**JOB**
Check each line of the material below, and copy it if it holds the string "Precipitation".

**ENTRIES SUPPLIED**
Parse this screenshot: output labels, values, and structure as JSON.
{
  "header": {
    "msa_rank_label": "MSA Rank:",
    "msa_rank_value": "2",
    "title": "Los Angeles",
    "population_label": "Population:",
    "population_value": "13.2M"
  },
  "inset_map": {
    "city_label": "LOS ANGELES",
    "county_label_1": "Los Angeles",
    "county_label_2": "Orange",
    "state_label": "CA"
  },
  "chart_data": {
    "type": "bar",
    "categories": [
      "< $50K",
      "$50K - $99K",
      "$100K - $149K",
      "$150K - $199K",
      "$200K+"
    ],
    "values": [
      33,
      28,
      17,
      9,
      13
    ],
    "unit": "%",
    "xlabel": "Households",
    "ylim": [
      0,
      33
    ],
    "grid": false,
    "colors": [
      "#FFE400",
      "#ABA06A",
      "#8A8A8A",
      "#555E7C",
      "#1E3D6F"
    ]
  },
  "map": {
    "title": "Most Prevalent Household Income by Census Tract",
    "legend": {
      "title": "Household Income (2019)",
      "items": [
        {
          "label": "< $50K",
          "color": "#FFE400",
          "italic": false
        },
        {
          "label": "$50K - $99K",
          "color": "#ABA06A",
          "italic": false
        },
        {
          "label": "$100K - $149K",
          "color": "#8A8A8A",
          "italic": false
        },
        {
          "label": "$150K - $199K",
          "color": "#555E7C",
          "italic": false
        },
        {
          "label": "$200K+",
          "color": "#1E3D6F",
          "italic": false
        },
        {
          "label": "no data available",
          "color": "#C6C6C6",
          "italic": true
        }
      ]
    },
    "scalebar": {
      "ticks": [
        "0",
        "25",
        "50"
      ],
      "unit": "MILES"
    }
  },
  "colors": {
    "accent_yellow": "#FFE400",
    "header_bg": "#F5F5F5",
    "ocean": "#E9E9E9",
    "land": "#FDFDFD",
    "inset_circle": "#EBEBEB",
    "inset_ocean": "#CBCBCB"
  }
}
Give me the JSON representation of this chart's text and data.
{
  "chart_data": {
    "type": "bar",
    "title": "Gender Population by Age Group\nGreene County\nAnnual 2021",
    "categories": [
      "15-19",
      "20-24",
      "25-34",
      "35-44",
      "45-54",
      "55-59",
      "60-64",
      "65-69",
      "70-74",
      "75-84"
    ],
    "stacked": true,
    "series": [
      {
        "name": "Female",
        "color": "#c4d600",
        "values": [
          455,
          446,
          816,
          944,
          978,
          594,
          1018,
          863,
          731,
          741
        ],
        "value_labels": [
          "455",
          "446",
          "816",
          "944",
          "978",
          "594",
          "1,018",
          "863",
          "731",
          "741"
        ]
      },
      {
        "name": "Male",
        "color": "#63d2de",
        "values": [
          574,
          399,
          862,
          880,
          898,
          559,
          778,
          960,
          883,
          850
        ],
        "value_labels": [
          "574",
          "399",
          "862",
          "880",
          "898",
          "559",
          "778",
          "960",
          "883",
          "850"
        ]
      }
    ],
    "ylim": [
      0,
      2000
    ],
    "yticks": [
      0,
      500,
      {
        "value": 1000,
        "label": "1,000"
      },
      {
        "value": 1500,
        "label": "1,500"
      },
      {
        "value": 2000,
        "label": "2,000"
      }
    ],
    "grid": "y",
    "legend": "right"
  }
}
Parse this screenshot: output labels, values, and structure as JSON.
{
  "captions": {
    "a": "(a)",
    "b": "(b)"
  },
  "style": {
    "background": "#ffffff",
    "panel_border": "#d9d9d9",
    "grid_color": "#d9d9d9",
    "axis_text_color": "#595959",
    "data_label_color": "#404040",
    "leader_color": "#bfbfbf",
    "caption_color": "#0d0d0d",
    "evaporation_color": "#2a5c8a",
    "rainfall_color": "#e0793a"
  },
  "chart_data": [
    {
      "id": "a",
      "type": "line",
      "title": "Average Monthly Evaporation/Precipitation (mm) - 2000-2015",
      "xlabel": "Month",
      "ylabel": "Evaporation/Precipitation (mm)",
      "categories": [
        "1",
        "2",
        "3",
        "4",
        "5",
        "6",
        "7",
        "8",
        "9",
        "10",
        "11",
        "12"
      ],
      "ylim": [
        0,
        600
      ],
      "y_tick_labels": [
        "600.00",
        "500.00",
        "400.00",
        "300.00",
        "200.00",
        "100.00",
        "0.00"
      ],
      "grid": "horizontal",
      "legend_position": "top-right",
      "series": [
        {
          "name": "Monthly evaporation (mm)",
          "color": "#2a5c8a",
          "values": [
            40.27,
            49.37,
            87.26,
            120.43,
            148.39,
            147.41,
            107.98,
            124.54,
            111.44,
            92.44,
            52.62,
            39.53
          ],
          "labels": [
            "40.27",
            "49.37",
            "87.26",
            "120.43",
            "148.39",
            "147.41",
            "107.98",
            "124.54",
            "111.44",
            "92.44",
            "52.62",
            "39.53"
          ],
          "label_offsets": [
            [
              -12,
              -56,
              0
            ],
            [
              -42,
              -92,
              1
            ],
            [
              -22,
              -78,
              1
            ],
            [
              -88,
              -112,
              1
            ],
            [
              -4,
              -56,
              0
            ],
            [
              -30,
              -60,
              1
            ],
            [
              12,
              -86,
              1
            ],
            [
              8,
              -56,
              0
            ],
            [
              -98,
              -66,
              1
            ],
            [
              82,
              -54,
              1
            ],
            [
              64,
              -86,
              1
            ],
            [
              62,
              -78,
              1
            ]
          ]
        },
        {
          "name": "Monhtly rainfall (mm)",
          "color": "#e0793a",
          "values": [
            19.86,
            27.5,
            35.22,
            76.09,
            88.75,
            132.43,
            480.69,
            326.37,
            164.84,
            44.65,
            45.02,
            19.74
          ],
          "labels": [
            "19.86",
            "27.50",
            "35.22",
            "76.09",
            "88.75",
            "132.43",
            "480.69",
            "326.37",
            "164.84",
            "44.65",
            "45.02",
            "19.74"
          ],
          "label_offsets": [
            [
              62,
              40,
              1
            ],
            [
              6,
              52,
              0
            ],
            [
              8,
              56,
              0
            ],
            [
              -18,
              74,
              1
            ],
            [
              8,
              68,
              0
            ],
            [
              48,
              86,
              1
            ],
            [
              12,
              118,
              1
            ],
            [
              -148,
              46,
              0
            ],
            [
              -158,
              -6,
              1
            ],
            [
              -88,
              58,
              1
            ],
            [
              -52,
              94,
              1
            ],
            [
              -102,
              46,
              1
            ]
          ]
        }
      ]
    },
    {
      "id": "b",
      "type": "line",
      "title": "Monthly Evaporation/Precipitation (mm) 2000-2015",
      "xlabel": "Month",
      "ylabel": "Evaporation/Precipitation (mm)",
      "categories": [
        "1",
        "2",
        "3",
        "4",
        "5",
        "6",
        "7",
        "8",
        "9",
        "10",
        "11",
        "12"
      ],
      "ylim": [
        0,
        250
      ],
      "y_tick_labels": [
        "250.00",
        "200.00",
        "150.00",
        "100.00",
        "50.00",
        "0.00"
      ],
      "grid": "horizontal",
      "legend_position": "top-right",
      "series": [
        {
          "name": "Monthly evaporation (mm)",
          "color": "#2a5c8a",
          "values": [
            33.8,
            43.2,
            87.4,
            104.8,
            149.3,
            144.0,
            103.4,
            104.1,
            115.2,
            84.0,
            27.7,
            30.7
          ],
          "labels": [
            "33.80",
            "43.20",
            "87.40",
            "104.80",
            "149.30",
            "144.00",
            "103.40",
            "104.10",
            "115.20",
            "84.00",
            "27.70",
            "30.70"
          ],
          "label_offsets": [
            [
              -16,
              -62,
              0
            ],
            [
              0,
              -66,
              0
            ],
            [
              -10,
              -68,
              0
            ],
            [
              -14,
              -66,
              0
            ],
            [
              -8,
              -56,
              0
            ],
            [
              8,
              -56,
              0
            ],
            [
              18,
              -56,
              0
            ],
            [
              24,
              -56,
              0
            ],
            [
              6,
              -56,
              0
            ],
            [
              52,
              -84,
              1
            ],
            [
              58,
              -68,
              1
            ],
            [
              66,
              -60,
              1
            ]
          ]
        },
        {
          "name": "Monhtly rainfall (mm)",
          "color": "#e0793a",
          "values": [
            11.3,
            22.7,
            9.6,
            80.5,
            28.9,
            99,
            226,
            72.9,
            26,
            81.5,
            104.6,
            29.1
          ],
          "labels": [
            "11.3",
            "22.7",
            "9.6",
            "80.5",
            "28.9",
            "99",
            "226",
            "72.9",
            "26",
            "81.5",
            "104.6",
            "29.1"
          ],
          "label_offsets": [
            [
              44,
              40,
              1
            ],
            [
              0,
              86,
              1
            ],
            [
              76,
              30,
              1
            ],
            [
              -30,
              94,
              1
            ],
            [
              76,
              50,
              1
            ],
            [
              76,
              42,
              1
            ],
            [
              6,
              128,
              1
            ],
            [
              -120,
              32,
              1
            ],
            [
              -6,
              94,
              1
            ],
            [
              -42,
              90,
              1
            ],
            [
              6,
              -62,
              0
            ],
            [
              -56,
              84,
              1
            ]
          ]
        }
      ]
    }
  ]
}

**RESULT BELOW**
      "title": "Average Monthly Evaporation/Precipitation (mm) - 2000-2015",
      "ylabel": "Evaporation/Precipitation (mm)",
      "title": "Monthly Evaporation/Precipitation (mm) 2000-2015",
      "ylabel": "Evaporation/Precipitation (mm)",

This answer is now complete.